* Description of the task:
Search the records for "structure". Copy every line where it appears.

[begin Data to use]

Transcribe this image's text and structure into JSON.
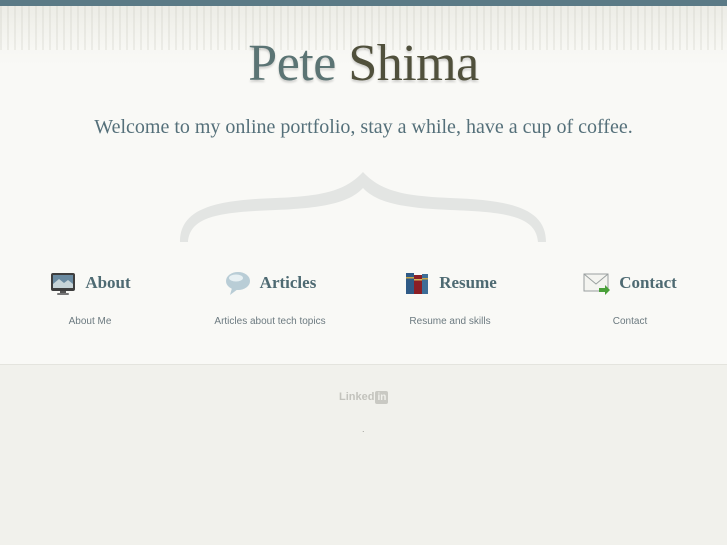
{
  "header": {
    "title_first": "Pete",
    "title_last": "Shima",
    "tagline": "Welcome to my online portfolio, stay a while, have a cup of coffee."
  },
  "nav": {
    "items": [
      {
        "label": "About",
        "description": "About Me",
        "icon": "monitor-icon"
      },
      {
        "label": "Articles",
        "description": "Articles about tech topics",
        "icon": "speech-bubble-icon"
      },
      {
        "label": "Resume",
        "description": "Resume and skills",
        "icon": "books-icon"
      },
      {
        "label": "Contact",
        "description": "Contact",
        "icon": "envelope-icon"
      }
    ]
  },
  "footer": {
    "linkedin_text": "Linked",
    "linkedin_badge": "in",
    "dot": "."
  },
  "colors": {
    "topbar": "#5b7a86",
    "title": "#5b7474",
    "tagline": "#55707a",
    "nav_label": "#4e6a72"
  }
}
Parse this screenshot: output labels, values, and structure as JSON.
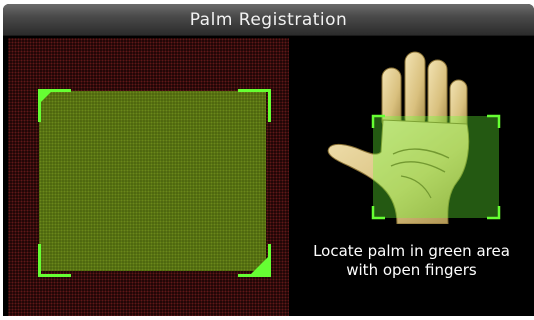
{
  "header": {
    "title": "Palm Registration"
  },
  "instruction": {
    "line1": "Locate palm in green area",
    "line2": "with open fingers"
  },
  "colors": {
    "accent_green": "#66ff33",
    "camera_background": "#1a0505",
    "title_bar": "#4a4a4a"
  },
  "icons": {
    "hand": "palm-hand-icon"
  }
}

[end Data to use]

* Problem solution:
Transcribe this image's text and structure into JSON.
Parse this screenshot: output labels, values, and structure as JSON.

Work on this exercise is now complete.